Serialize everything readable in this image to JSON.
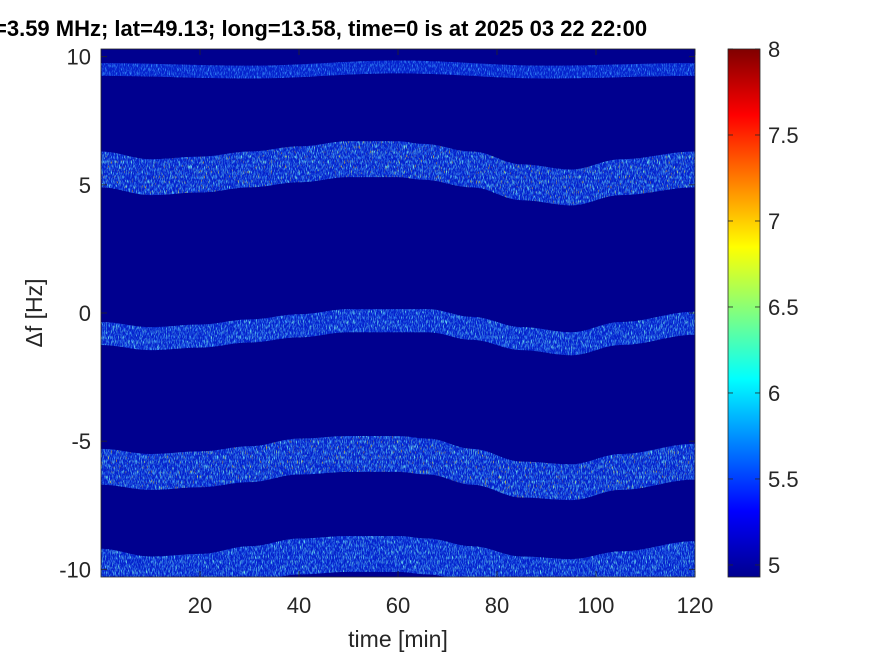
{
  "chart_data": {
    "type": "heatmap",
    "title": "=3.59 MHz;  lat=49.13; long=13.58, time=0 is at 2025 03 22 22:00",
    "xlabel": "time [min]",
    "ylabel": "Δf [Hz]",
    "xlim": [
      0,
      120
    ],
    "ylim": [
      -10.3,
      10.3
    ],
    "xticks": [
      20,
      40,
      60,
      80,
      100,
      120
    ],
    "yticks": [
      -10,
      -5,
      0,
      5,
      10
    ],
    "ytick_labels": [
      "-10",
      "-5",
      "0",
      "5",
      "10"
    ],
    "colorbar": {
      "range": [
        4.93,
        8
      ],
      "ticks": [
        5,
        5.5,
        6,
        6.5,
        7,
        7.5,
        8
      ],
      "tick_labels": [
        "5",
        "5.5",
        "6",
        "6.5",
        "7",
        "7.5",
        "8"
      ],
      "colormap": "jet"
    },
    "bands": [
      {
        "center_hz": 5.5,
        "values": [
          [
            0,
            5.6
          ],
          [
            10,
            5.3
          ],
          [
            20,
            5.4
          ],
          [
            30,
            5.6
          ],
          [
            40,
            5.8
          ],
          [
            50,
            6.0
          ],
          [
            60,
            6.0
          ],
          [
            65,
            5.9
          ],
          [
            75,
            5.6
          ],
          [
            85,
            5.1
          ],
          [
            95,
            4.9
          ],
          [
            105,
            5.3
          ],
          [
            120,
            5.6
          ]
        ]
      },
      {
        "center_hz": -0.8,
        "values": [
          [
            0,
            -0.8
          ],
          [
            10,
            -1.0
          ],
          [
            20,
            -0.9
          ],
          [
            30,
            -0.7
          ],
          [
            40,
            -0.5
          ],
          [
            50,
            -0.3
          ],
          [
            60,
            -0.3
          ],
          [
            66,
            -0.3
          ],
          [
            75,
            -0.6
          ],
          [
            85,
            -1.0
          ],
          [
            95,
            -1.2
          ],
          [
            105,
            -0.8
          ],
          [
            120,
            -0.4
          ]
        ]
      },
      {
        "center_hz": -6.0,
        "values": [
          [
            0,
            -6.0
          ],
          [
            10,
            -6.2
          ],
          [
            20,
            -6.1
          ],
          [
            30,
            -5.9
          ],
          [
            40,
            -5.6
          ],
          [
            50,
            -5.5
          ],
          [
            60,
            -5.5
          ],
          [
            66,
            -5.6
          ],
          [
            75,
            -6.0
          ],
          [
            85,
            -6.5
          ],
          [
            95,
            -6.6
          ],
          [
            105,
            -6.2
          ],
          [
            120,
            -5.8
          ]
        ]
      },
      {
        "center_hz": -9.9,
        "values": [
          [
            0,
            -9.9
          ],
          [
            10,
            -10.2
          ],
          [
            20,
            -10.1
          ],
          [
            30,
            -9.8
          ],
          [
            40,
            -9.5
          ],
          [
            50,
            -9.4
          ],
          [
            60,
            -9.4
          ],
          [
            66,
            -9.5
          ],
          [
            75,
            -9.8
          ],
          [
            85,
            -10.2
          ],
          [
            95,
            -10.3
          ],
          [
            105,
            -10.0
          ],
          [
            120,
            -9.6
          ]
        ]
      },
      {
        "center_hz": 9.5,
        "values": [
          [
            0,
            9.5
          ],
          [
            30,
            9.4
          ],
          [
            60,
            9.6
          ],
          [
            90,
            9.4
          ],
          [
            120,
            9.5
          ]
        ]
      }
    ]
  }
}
* * *
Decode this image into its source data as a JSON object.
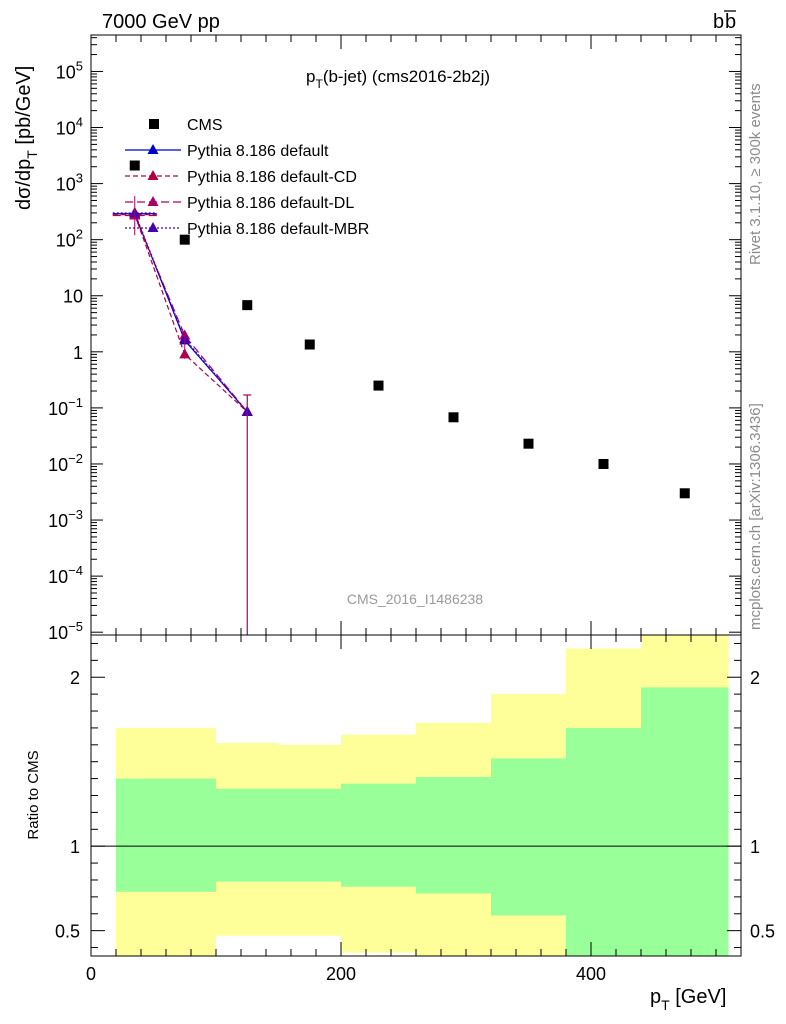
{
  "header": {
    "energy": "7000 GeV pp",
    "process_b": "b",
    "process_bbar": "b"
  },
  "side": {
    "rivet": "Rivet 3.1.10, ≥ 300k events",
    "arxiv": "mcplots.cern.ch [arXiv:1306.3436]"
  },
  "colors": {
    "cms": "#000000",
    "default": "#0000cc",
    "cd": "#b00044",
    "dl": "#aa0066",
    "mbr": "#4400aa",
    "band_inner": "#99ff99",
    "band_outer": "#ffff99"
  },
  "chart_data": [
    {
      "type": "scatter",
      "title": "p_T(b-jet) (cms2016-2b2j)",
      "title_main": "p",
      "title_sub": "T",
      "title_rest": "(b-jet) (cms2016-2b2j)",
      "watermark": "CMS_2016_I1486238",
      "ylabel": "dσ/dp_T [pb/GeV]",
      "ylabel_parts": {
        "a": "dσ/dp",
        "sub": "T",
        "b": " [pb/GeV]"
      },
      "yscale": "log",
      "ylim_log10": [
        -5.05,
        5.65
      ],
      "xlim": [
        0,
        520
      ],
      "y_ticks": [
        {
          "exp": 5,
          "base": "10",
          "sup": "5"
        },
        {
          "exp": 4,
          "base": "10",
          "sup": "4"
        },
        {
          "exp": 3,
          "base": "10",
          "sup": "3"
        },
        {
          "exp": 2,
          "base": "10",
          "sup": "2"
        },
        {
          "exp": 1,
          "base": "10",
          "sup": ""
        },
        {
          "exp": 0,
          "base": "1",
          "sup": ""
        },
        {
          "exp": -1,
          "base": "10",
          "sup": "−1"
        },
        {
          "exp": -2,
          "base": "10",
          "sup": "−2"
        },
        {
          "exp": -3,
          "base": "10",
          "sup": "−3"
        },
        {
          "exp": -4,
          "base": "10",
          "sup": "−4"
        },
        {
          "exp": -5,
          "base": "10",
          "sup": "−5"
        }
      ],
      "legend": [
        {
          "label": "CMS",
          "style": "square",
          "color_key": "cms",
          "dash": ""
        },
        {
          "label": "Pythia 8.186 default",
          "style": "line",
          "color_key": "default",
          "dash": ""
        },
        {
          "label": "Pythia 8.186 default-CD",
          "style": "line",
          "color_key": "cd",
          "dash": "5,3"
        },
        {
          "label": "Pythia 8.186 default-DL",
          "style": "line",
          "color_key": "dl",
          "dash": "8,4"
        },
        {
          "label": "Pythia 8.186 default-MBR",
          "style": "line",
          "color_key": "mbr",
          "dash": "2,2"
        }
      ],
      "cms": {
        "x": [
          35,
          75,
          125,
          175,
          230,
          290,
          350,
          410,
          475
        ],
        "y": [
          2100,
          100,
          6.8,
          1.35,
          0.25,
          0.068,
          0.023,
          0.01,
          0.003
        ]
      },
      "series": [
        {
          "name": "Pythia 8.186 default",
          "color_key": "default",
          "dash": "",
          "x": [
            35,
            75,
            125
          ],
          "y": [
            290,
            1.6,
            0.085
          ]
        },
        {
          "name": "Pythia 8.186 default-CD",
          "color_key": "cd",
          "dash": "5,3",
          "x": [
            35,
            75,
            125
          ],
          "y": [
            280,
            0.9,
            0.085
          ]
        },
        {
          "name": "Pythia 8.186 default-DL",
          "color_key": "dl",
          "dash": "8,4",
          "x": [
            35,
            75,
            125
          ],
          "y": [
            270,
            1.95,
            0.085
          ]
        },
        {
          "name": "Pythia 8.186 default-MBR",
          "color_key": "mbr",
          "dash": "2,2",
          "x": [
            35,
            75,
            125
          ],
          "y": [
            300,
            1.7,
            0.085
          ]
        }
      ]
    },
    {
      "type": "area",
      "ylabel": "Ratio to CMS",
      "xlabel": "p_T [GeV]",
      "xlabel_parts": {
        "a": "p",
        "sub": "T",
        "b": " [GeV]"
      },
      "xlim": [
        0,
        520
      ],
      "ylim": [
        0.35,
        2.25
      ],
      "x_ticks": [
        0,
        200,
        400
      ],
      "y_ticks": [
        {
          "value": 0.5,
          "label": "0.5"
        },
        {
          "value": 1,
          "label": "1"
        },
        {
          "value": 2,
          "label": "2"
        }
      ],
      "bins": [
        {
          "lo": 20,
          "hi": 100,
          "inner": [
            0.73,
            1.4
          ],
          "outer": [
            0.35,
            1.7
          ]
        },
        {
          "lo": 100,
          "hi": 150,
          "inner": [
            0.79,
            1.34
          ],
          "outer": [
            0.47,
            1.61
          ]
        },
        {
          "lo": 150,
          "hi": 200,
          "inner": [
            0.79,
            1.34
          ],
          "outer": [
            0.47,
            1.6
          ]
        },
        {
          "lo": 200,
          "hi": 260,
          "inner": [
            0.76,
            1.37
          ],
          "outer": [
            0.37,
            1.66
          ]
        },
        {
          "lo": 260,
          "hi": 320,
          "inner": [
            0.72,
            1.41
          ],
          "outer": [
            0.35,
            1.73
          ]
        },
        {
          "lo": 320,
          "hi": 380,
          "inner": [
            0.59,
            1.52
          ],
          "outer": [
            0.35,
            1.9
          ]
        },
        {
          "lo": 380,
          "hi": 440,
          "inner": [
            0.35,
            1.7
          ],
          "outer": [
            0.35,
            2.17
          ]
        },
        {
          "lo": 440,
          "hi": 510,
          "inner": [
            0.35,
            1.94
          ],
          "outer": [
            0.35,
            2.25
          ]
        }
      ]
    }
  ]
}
--
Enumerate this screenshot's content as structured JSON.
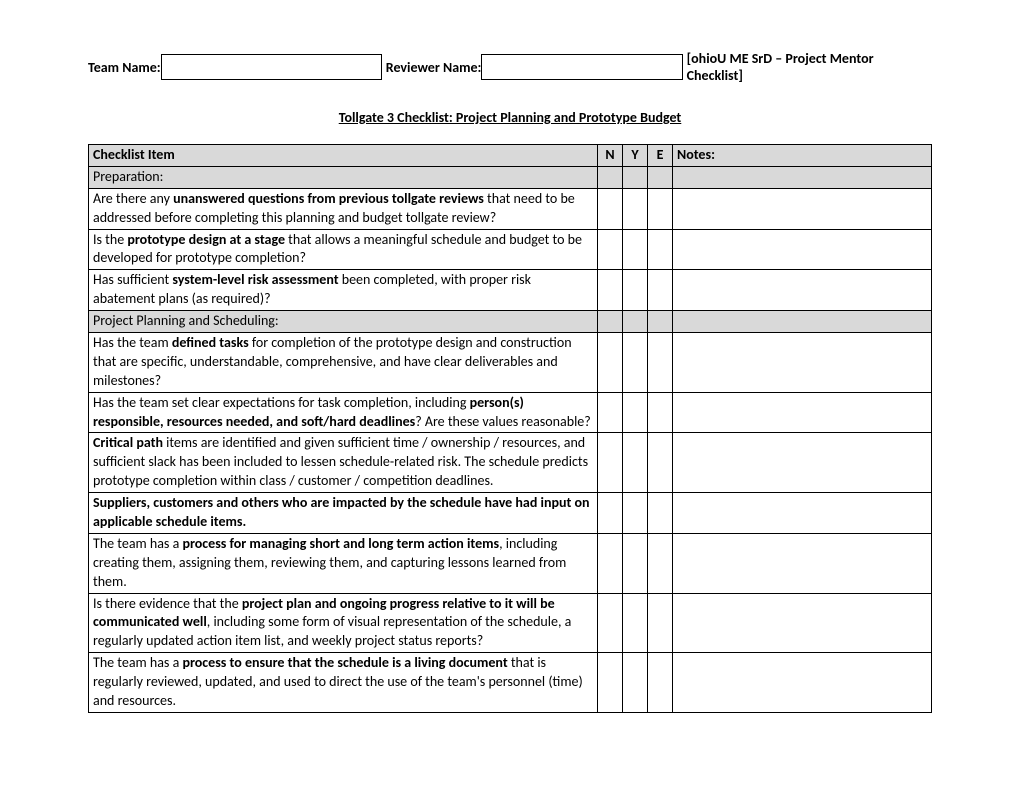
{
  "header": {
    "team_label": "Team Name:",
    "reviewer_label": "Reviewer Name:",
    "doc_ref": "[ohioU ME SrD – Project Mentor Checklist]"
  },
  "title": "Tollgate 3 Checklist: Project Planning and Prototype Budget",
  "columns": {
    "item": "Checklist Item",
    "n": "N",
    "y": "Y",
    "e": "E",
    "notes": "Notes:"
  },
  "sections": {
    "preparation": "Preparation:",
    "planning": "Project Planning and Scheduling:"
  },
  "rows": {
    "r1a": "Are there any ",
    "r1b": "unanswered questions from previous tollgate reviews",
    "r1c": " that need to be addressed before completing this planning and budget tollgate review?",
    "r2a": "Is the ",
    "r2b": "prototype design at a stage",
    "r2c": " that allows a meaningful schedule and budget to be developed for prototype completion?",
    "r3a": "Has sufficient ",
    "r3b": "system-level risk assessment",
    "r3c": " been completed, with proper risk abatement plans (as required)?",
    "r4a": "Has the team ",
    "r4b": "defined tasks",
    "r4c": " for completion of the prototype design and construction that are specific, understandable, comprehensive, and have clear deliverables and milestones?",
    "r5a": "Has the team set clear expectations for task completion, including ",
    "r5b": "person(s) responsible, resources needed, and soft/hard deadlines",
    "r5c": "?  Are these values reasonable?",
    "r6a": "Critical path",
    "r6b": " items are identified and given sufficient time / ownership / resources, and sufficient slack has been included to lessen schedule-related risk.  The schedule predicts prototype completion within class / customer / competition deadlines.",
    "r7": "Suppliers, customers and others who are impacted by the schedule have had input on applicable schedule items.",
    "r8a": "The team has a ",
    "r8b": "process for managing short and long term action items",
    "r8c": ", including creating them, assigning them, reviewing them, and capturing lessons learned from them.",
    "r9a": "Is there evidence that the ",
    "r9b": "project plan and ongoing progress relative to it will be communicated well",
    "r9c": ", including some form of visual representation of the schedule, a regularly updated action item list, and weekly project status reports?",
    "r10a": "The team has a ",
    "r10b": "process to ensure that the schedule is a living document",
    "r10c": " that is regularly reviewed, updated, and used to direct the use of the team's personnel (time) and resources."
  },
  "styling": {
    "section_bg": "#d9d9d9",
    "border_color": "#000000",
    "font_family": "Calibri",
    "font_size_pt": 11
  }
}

→ Requirements
Gather each line that holds "risk".

→ Response to this task
    "r3b": "system-level risk assessment",
    "r3c": " been completed, with proper risk abatement plans (as required)?",
    "r6b": " items are identified and given sufficient time / ownership / resources, and sufficient slack has been included to lessen schedule-related risk.  The schedule predicts prototype completion within class / customer / competition deadlines.",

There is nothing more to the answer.